**PASSAGE GIVEN:**
◆ ◆ ◆ ◆ ◆

I would like to think that all of us on LHCF are beyond that.  I think we all seek similar goals and those are to grow healthy hair to a length that makes us satisfied whether its relaxed, natural, or somewhere in between - regardless of texture.


----------



## MA2010 (Dec 9, 2009)

yeswecan said:


> hey ppl look at the pictures in the LHCF banner at the top of every page there are four at a time and they change to acknowledge variety.



 Every time I look up there I see the same four women?


----------



## Bene (Dec 9, 2009)

MA2010 said:


> Every time I look up there I see the same four women?




Sometimes the one on the far right has the a fro with a headband, other times it's one with 2 high ponytail buns on either side of her head.


----------



## Almaz (Dec 9, 2009)

I thought we should be happy we all have hair to begin with no matter what texture. We all talk about our busted sisters we see on the bus train plane with chewed up hair and family members with jacked up hair practises saying that you have GOOD hair and that is why it is growing long. When in fact hair is good when it is healthy. We can't help with what we were born with hair wise but with proper care and not believing all the negative hype about Blacks womens hair it can be beautiful and healthy

That should be the main thing. Thank G-d you got some hair and being on here knowing what to do and what not to do 

In the words of Rodney King

Can't we all just get along


----------



## Pompous Blue (Dec 9, 2009)

Bene said:


> Sometimes the one on the far right has the a fro with a headband, other times it's one with 2 high ponytail buns on either side of her head.


Thanks! You're right!

I never noticed that before. Gotta pay closer attention!


----------



## BlackMasterPiece (Dec 9, 2009)

I'm a classic type 4a and when I started my first thread Making My LHCF Debut here this summer I was warmly welcomed and embraced and thanked 258 times it was really nice.

I think irl people will probably try to claim looser textures but I feel that on LHCF there is generally  more of a consciousness and the reverse happens. Very often I'll see people put 4a/b in their siggy when they obviously have loose curls you can see from five feet away. I asked a looser textured poster once why so many ladies intentionally do this and she said its because many of them associate type 4 with being black and want to identify themselves as such. So despite the obvious curls they claim 4. 

I came away with a better understanding but I still feel people should claim their _true _hair type and if they dont know specifically just use a general number like 3 or 4. I feel this is important because there are newbies who are starting from scratch in their knowledge of healthy hair care and are probably just being introduced to the typing system, when their hair cant make huge shiney curls and lay down with just some gel and a brush, then they're going to feel bad about their texture and feel it doesnt have as much potential, so I say to avoid confusion of someone that may be taking notes from you just claim your real type......... as Kurlee said, its really not that complex its really straightforward especially if you go by naturallycurly.com's typing page.

◆ ◆ ◆ ◆ ◆

**LIST OF TASKS:**
• A. From the forum thread about hair texture, copy everything from "I think irl" up to and including "they claim 4.".
• B. Does the forum thread about hair texture support each statement below? Answer yes or no to each and quote the words from the thread that decide it.
(i) BlackMasterPiece's first thread was thanked 258 times.
(ii) Pompous Blue had noticed the changing banner pictures long before Bene pointed them out.
(iii) Bene says the woman on the far left of the banner sometimes has two high ponytail buns.

◆ ◆ ◆ ◆ ◆

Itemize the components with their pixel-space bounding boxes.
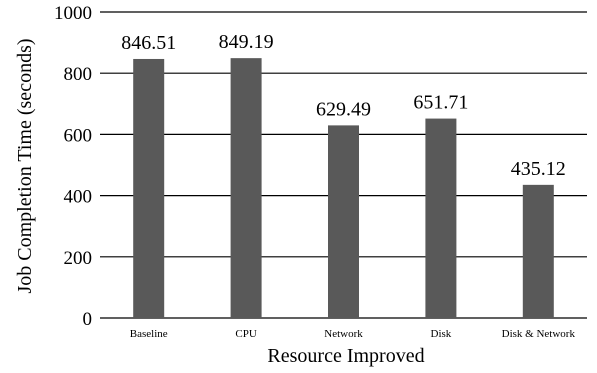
y-tick-label: 1000: [54, 3, 92, 24]
bar: [328, 125, 359, 318]
bar: [522, 184, 554, 318]
y-axis-title: Job Completion Time (seconds): [14, 38, 36, 293]
x-tick-label: CPU: [235, 328, 256, 340]
y-tick-label: 600: [64, 125, 93, 146]
x-tick-label: Network: [324, 328, 363, 340]
data-label: 435.12: [511, 158, 566, 180]
data-label: 849.19: [219, 31, 274, 53]
data-label: 629.49: [316, 98, 371, 120]
x-axis-title: Resource Improved: [267, 345, 424, 367]
data-label: 846.51: [121, 32, 176, 54]
y-tick-label: 200: [64, 248, 93, 269]
bar: [133, 58, 165, 318]
y-axis-ticks: 0 200 400 600 800 1000: [54, 3, 92, 330]
bar: [425, 118, 457, 318]
x-tick-label: Disk & Network: [502, 328, 576, 340]
x-axis-ticks: Baseline CPU Network Disk Disk & Network: [130, 328, 576, 340]
data-labels: 846.51 849.19 629.49 651.71 435.12: [121, 31, 566, 180]
y-tick-label: 0: [83, 309, 93, 330]
bar: [230, 58, 262, 319]
data-label: 651.71: [413, 92, 468, 114]
x-tick-label: Disk: [431, 328, 452, 340]
y-tick-label: 800: [64, 64, 93, 85]
x-tick-label: Baseline: [130, 328, 168, 340]
bars: [133, 58, 554, 319]
y-tick-label: 400: [64, 187, 93, 208]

◆ ◆ ◆ ◆ ◆

**TASK-BY-TASK SOLUTIONS:**
• A.
I think irl people will probably try to claim looser textures but I feel that on LHCF there is generally  more of a consciousness and the reverse happens. Very often I'll see people put 4a/b in their siggy when they obviously have loose curls you can see from five feet away. I asked a looser textured poster once why so many ladies intentionally do this and she said its because many of them associate type 4 with being black and want to identify themselves as such. So despite the obvious curls they claim 4.

• B.
(i) Yes: "thanked 258 times"
(ii) No: "I never noticed that before."
(iii) No: "Sometimes the one on the far right has the a fro with a headband, other times it's one with 2 high ponytail buns on either side of her head."